Data excerpts:
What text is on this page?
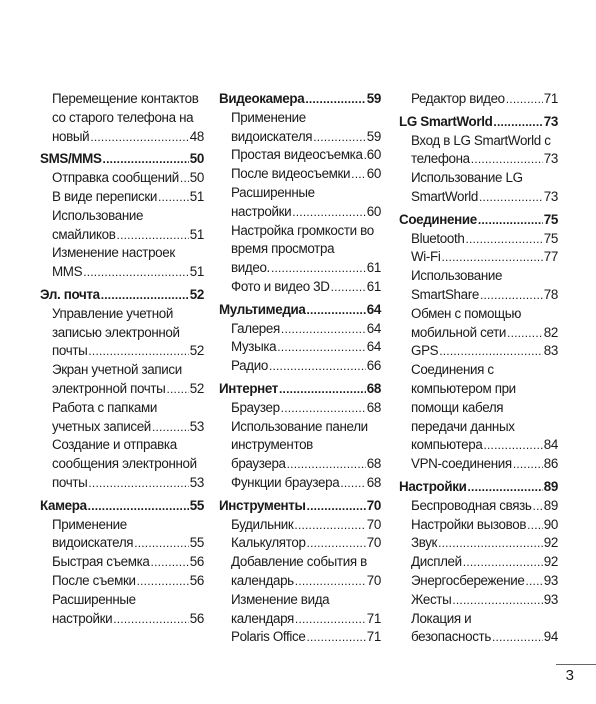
Перемещение контактов
со старого телефона на
новый .....	48
SMS/MMS .....	50
Отправка сообщений ..... 50
В виде переписки ..... 51
Использование
смайликов .....	51
Изменение настроек
MMS .....	51
Эл. почта .....	52
Управление учетной
записью электронной
почты .....	52
Экран учетной записи
электронной почты ..... 52
Работа с папками
учетных записей .....	53
Создание и отправка
сообщения электронной
почты .....	53
Камера .....	55
Применение
видоискателя .....	55
Быстрая съемка .....	56
После съемки .....	56
Расширенные
настройки .....	56
Видеокамера .....	59
Применение
видоискателя .....	59
Простая видеосъемка ..... 60
После видеосъемки ..... 60
Расширенные
настройки .....	60
Настройка громкости во
время просмотра
видео. .....	61
Фото и видео 3D .....	61
Мультимедиа .....	64
Галерея .....	64
Музыка .....	64
Радио .....	66
Интернет .....	68
Браузер .....	68
Использование панели
инструментов
браузера .....	68
Функции браузера ..... 68
Инструменты .....	70
Будильник .....	70
Калькулятор .....	70
Добавление события в
календарь .....	70
Изменение вида
календаря .....	71
Polaris Office .....	71
Редактор видео .....	71
LG SmartWorld .....	73
Вход в LG SmartWorld с
телефона .....	73
Использование LG
SmartWorld .....	73
Соединение .....	75
Bluetooth .....	75
Wi-Fi .....	77
Использование
SmartShare .....	78
Обмен с помощью
мобильной сети .....	82
GPS .....	83
Соединения с
компьютером при
помощи кабеля
передачи данных
компьютера .....	84
VPN-соединения ..... 86
Настройки .....	89
Беспроводная связь ..... 89
Настройки вызовов ..... 90
Звук .....	92
Дисплей .....	92
Энергосбережение ..... 93
Жесты .....	93
Локация и
безопасность .....	94
3
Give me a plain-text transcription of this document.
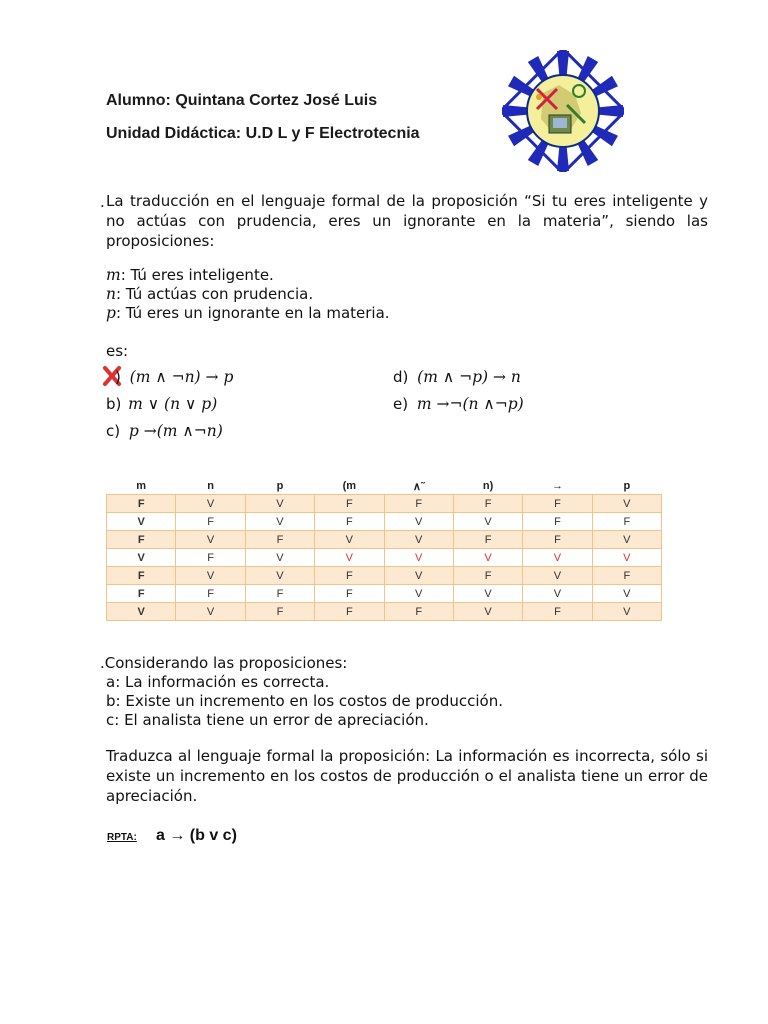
Alumno: Quintana Cortez José Luis
Unidad Didáctica: U.D L y F Electrotecnia
. La traducción en el lenguaje formal de la proposición “Si tu eres inteligente y no actúas con prudencia, eres un ignorante en la materia”, siendo las proposiciones:
m: Tú eres inteligente.
n: Tú actúas con prudencia.
p: Tú eres un ignorante en la materia.
es:
) (m ∧ ¬n) → p
b) m ∨ (n ∨ p)
c) p →(m ∧¬n)
d) (m ∧ ¬p) → n
e) m →¬(n ∧¬p)
m	n	p	(m	∧˜	n)	→	p
F	V	V	F	F	F	F	V
V	F	V	F	V	V	F	F
F	V	F	V	V	F	F	V
V	F	V	V	V	V	V	V
F	V	V	F	V	F	V	F
F	F	F	F	V	V	V	V
V	V	F	F	F	V	F	V
.Considerando las proposiciones:
a: La información es correcta.
b: Existe un incremento en los costos de producción.
c: El analista tiene un error de apreciación.
Traduzca al lenguaje formal la proposición: La información es incorrecta, sólo si existe un incremento en los costos de producción o el analista tiene un error de apreciación.
RPTA: a → (b v c)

**What to produce**:
Starting at the line that contains "Give me a plain-text", retype each line through the final one in the listing, with both ends kept and the pictures omitted.

**Correct answer**:
Give me a plain-text transcription of this document.
Alumno: Quintana Cortez José Luis
Unidad Didáctica: U.D L y F Electrotecnia
. La traducción en el lenguaje formal de la proposición “Si tu eres inteligente y no actúas con prudencia, eres un ignorante en la materia”, siendo las proposiciones:
m: Tú eres inteligente.
n: Tú actúas con prudencia.
p: Tú eres un ignorante en la materia.
es:
) (m ∧ ¬n) → p
b) m ∨ (n ∨ p)
c) p →(m ∧¬n)
d) (m ∧ ¬p) → n
e) m →¬(n ∧¬p)
m	n	p	(m	∧˜	n)	→	p
F	V	V	F	F	F	F	V
V	F	V	F	V	V	F	F
F	V	F	V	V	F	F	V
V	F	V	V	V	V	V	V
F	V	V	F	V	F	V	F
F	F	F	F	V	V	V	V
V	V	F	F	F	V	F	V
.Considerando las proposiciones:
a: La información es correcta.
b: Existe un incremento en los costos de producción.
c: El analista tiene un error de apreciación.
Traduzca al lenguaje formal la proposición: La información es incorrecta, sólo si existe un incremento en los costos de producción o el analista tiene un error de apreciación.
RPTA: a → (b v c)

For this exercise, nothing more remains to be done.